**WRITTEN EXERCISE**
Can you restate the records below word for word?

**PROVIDED MATERIAL**
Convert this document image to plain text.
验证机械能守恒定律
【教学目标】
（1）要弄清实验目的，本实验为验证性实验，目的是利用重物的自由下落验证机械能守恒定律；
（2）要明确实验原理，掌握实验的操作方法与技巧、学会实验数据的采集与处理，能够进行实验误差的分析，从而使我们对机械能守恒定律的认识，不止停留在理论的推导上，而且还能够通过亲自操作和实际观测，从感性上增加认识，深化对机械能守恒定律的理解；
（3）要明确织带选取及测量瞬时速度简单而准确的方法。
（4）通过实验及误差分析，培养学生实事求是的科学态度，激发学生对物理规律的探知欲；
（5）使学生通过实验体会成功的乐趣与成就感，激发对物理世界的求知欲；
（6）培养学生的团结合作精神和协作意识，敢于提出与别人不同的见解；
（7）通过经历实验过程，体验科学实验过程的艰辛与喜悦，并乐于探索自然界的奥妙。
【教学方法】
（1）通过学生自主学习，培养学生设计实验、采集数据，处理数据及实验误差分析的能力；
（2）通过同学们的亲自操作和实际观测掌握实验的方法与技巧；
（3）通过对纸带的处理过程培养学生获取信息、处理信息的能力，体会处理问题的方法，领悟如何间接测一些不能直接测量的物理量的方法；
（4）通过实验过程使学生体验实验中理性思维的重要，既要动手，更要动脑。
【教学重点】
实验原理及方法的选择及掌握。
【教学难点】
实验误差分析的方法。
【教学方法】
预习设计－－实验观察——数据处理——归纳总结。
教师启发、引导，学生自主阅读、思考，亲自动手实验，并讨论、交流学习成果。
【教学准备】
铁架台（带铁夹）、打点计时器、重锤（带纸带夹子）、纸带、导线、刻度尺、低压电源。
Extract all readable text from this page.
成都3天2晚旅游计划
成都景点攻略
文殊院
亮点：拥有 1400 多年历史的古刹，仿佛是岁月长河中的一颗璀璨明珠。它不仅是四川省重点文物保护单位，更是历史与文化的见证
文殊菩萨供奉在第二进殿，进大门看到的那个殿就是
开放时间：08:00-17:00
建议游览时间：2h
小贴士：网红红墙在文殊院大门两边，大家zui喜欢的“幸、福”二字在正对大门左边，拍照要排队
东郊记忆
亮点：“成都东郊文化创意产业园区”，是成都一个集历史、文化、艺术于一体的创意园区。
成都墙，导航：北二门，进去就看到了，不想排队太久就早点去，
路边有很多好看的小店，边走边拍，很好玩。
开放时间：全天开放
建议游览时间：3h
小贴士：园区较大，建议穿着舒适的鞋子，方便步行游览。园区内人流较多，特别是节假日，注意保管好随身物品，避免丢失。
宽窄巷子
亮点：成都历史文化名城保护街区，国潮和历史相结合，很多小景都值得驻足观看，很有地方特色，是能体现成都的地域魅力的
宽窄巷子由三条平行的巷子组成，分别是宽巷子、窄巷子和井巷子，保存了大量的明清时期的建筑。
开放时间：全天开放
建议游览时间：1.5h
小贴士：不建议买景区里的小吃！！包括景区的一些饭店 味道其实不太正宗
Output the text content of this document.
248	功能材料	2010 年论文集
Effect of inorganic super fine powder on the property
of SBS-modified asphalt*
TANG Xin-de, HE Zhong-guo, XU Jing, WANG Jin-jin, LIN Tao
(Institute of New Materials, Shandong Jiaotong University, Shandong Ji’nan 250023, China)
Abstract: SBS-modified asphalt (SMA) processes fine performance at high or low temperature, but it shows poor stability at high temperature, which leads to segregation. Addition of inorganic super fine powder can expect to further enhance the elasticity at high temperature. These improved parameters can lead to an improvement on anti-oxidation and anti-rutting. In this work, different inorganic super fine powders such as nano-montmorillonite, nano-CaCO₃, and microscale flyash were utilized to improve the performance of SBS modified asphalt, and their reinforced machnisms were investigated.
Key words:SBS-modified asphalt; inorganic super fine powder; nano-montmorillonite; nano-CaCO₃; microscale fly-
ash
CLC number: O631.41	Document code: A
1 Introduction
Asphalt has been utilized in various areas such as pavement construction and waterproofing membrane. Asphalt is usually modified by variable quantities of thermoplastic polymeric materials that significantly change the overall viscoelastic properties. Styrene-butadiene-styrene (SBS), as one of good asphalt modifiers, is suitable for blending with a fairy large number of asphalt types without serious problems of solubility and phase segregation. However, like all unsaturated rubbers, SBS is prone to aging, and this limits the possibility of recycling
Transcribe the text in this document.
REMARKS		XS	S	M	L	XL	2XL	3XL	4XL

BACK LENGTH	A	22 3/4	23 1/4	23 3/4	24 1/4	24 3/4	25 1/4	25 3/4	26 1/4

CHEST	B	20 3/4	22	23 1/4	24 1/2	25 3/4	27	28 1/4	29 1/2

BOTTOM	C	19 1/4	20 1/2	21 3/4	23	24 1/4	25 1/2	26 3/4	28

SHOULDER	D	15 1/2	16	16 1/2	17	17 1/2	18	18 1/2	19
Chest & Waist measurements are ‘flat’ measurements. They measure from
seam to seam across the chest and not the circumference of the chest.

**RESULT OF THE EXERCISE**
Convert this document image to plain text.
验证机械能守恒定律
【教学目标】
（1）要弄清实验目的，本实验为验证性实验，目的是利用重物的自由下落验证机械能守恒定律；
（2）要明确实验原理，掌握实验的操作方法与技巧、学会实验数据的采集与处理，能够进行实验误差的分析，从而使我们对机械能守恒定律的认识，不止停留在理论的推导上，而且还能够通过亲自操作和实际观测，从感性上增加认识，深化对机械能守恒定律的理解；
（3）要明确织带选取及测量瞬时速度简单而准确的方法。
（4）通过实验及误差分析，培养学生实事求是的科学态度，激发学生对物理规律的探知欲；
（5）使学生通过实验体会成功的乐趣与成就感，激发对物理世界的求知欲；
（6）培养学生的团结合作精神和协作意识，敢于提出与别人不同的见解；
（7）通过经历实验过程，体验科学实验过程的艰辛与喜悦，并乐于探索自然界的奥妙。
【教学方法】
（1）通过学生自主学习，培养学生设计实验、采集数据，处理数据及实验误差分析的能力；
（2）通过同学们的亲自操作和实际观测掌握实验的方法与技巧；
（3）通过对纸带的处理过程培养学生获取信息、处理信息的能力，体会处理问题的方法，领悟如何间接测一些不能直接测量的物理量的方法；
（4）通过实验过程使学生体验实验中理性思维的重要，既要动手，更要动脑。
【教学重点】
实验原理及方法的选择及掌握。
【教学难点】
实验误差分析的方法。
【教学方法】
预习设计－－实验观察——数据处理——归纳总结。
教师启发、引导，学生自主阅读、思考，亲自动手实验，并讨论、交流学习成果。
【教学准备】
铁架台（带铁夹）、打点计时器、重锤（带纸带夹子）、纸带、导线、刻度尺、低压电源。
Extract all readable text from this page.
成都3天2晚旅游计划
成都景点攻略
文殊院
亮点：拥有 1400 多年历史的古刹，仿佛是岁月长河中的一颗璀璨明珠。它不仅是四川省重点文物保护单位，更是历史与文化的见证
文殊菩萨供奉在第二进殿，进大门看到的那个殿就是
开放时间：08:00-17:00
建议游览时间：2h
小贴士：网红红墙在文殊院大门两边，大家zui喜欢的“幸、福”二字在正对大门左边，拍照要排队
东郊记忆
亮点：“成都东郊文化创意产业园区”，是成都一个集历史、文化、艺术于一体的创意园区。
成都墙，导航：北二门，进去就看到了，不想排队太久就早点去，
路边有很多好看的小店，边走边拍，很好玩。
开放时间：全天开放
建议游览时间：3h
小贴士：园区较大，建议穿着舒适的鞋子，方便步行游览。园区内人流较多，特别是节假日，注意保管好随身物品，避免丢失。
宽窄巷子
亮点：成都历史文化名城保护街区，国潮和历史相结合，很多小景都值得驻足观看，很有地方特色，是能体现成都的地域魅力的
宽窄巷子由三条平行的巷子组成，分别是宽巷子、窄巷子和井巷子，保存了大量的明清时期的建筑。
开放时间：全天开放
建议游览时间：1.5h
小贴士：不建议买景区里的小吃！！包括景区的一些饭店 味道其实不太正宗
Output the text content of this document.
248	功能材料	2010 年论文集
Effect of inorganic super fine powder on the property
of SBS-modified asphalt*
TANG Xin-de, HE Zhong-guo, XU Jing, WANG Jin-jin, LIN Tao
(Institute of New Materials, Shandong Jiaotong University, Shandong Ji’nan 250023, China)
Abstract: SBS-modified asphalt (SMA) processes fine performance at high or low temperature, but it shows poor stability at high temperature, which leads to segregation. Addition of inorganic super fine powder can expect to further enhance the elasticity at high temperature. These improved parameters can lead to an improvement on anti-oxidation and anti-rutting. In this work, different inorganic super fine powders such as nano-montmorillonite, nano-CaCO₃, and microscale flyash were utilized to improve the performance of SBS modified asphalt, and their reinforced machnisms were investigated.
Key words:SBS-modified asphalt; inorganic super fine powder; nano-montmorillonite; nano-CaCO₃; microscale fly-
ash
CLC number: O631.41	Document code: A
1 Introduction
Asphalt has been utilized in various areas such as pavement construction and waterproofing membrane. Asphalt is usually modified by variable quantities of thermoplastic polymeric materials that significantly change the overall viscoelastic properties. Styrene-butadiene-styrene (SBS), as one of good asphalt modifiers, is suitable for blending with a fairy large number of asphalt types without serious problems of solubility and phase segregation. However, like all unsaturated rubbers, SBS is prone to aging, and this limits the possibility of recycling
Transcribe the text in this document.
REMARKS		XS	S	M	L	XL	2XL	3XL	4XL

BACK LENGTH	A	22 3/4	23 1/4	23 3/4	24 1/4	24 3/4	25 1/4	25 3/4	26 1/4

CHEST	B	20 3/4	22	23 1/4	24 1/2	25 3/4	27	28 1/4	29 1/2

BOTTOM	C	19 1/4	20 1/2	21 3/4	23	24 1/4	25 1/2	26 3/4	28

SHOULDER	D	15 1/2	16	16 1/2	17	17 1/2	18	18 1/2	19
Chest & Waist measurements are ‘flat’ measurements. They measure from
seam to seam across the chest and not the circumference of the chest.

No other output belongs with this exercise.